┌──
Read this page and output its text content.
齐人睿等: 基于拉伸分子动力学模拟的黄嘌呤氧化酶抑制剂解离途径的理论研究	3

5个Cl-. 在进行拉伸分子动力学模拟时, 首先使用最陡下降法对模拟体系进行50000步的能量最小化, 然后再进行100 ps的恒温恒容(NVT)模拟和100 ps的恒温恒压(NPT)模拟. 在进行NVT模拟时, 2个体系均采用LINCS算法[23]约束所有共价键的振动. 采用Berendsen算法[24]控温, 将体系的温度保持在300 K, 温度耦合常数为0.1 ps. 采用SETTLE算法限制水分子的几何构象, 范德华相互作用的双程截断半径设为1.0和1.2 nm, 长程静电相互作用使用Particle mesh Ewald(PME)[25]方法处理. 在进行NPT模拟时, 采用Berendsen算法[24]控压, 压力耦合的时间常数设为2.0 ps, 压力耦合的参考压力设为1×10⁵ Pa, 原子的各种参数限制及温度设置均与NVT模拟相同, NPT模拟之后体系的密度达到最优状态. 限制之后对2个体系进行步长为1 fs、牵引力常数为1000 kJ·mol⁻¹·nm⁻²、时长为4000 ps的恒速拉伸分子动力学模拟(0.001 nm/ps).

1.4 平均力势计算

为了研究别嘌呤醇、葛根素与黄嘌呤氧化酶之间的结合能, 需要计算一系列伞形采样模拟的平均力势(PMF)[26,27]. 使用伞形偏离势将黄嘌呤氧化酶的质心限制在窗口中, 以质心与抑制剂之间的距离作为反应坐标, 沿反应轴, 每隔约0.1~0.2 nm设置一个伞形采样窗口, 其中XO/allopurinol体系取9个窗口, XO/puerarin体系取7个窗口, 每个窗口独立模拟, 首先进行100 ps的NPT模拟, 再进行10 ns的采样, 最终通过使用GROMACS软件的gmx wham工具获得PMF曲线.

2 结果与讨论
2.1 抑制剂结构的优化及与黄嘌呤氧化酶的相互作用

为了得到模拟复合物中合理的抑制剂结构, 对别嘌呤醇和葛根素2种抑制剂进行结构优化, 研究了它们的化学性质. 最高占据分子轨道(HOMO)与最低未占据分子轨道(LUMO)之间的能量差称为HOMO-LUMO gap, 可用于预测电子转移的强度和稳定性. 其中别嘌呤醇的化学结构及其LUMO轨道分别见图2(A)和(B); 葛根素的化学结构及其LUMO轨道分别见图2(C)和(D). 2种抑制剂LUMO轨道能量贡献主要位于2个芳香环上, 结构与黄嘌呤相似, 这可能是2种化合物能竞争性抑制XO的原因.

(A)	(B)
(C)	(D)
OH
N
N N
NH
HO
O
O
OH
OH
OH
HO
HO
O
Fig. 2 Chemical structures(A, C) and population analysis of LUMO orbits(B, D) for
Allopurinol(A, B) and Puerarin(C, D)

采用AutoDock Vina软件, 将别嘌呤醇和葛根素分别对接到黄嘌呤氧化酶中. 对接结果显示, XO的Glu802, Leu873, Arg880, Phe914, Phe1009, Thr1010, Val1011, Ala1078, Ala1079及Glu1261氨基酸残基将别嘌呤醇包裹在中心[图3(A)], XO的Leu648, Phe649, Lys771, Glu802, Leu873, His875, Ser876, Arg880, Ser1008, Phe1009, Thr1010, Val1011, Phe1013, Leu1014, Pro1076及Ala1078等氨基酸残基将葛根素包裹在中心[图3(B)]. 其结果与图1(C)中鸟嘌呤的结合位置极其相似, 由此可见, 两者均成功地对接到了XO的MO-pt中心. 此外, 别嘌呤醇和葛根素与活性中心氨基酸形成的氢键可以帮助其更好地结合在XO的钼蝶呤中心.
└──
## What is expected
Which lines include the word "LUMO"? List them all.

## Result
为了得到模拟复合物中合理的抑制剂结构, 对别嘌呤醇和葛根素2种抑制剂进行结构优化, 研究了它们的化学性质. 最高占据分子轨道(HOMO)与最低未占据分子轨道(LUMO)之间的能量差称为HOMO-LUMO gap, 可用于预测电子转移的强度和稳定性. 其中别嘌呤醇的化学结构及其LUMO轨道分别见图2(A)和(B); 葛根素的化学结构及其LUMO轨道分别见图2(C)和(D). 2种抑制剂LUMO轨道能量贡献主要位于2个芳香环上, 结构与黄嘌呤相似, 这可能是2种化合物能竞争性抑制XO的原因.
Fig. 2 Chemical structures(A, C) and population analysis of LUMO orbits(B, D) for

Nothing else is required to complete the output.